# Start of RECORDS FOR THIS EXERCISE
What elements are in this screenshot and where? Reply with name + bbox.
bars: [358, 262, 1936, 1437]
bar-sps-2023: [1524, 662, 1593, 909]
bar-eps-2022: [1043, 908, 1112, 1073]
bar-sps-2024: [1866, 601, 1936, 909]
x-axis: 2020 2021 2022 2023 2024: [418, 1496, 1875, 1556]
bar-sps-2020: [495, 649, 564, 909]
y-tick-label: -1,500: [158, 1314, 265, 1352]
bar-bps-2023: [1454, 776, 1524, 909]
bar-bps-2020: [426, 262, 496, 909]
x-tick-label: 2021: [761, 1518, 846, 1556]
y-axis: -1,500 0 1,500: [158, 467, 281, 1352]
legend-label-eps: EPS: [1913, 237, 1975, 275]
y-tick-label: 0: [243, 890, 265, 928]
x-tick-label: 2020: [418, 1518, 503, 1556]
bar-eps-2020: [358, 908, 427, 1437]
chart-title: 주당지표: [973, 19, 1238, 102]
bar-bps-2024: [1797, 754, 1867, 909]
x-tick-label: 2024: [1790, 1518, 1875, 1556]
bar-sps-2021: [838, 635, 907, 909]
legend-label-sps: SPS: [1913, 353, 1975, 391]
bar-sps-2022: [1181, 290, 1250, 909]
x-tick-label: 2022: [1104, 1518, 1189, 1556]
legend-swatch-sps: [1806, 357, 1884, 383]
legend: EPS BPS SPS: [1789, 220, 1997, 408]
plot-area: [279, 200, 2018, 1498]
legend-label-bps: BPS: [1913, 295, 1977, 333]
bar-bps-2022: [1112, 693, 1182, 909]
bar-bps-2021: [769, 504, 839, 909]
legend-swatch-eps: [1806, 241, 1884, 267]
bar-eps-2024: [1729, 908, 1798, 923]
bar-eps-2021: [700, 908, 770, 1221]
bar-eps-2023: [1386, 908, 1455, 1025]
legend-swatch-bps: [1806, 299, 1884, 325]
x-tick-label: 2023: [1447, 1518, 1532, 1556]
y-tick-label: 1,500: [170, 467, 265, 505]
# End of RECORDS FOR THIS EXERCISE
WORK TO BE COMPLETED :: Write out the items above verbatim, from the first one through the line that contains "y-axis: -1,500 0 1,500: [158, 467, 281, 1352]", both ends included.

TASK RESULT ::
What elements are in this screenshot and where? Reply with name + bbox.
bars: [358, 262, 1936, 1437]
bar-sps-2023: [1524, 662, 1593, 909]
bar-eps-2022: [1043, 908, 1112, 1073]
bar-sps-2024: [1866, 601, 1936, 909]
x-axis: 2020 2021 2022 2023 2024: [418, 1496, 1875, 1556]
bar-sps-2020: [495, 649, 564, 909]
y-tick-label: -1,500: [158, 1314, 265, 1352]
bar-bps-2023: [1454, 776, 1524, 909]
bar-bps-2020: [426, 262, 496, 909]
x-tick-label: 2021: [761, 1518, 846, 1556]
y-axis: -1,500 0 1,500: [158, 467, 281, 1352]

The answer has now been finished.